## TASK PROMPT
Each line that holds the word "июля" should be returned.

## DATA EXTRACT
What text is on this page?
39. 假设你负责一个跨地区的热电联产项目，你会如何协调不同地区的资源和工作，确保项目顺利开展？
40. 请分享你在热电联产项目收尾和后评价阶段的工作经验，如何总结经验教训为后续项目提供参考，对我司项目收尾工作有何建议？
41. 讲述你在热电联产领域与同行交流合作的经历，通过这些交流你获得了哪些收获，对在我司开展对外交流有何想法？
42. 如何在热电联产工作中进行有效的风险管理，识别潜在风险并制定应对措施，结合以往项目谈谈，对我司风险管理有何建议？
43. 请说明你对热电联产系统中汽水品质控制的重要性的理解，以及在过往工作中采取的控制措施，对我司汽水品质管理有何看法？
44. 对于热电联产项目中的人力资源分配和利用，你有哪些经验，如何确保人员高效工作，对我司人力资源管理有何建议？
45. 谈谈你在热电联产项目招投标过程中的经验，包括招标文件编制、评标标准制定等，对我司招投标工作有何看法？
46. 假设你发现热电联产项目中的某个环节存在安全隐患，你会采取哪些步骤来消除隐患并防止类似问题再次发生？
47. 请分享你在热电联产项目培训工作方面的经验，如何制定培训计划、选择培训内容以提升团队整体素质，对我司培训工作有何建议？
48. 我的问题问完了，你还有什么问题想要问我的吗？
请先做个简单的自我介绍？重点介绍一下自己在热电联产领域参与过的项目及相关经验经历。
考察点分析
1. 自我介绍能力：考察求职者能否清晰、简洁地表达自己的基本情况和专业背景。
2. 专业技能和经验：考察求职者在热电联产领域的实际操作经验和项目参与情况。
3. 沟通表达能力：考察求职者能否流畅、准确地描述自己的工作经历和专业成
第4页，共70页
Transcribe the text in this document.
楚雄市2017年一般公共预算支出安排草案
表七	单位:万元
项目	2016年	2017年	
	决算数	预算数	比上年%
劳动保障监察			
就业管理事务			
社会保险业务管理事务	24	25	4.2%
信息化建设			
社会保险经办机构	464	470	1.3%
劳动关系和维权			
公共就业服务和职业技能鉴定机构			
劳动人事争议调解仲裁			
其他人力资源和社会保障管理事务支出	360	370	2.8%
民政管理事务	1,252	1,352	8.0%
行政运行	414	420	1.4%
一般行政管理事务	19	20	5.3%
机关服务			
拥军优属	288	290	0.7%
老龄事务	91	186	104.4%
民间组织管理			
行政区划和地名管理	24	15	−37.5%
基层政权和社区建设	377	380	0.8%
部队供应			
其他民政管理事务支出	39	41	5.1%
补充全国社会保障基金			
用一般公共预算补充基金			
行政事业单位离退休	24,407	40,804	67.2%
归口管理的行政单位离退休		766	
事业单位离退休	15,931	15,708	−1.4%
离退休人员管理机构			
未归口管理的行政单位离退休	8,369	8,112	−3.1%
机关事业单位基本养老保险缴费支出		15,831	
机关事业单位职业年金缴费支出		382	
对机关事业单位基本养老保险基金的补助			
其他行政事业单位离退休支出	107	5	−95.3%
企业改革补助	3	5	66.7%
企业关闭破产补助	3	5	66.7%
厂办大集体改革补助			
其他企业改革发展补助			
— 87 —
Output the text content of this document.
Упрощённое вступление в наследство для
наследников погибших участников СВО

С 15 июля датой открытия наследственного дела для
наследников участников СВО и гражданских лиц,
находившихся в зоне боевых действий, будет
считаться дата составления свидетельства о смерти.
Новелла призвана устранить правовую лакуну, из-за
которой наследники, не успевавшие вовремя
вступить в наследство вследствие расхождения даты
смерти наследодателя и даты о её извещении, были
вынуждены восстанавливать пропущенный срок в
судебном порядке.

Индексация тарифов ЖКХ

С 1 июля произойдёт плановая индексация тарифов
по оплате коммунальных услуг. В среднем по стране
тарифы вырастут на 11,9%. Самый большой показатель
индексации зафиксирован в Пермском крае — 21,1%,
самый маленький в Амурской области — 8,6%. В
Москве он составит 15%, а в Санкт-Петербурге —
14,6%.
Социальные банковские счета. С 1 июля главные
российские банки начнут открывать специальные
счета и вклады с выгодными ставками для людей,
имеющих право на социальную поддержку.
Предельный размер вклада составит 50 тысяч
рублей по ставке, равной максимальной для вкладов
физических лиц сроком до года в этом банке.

## COMPLETED TASK
С 15 июля датой открытия наследственного дела для
С 1 июля произойдёт плановая индексация тарифов
Социальные банковские счета. С 1 июля главные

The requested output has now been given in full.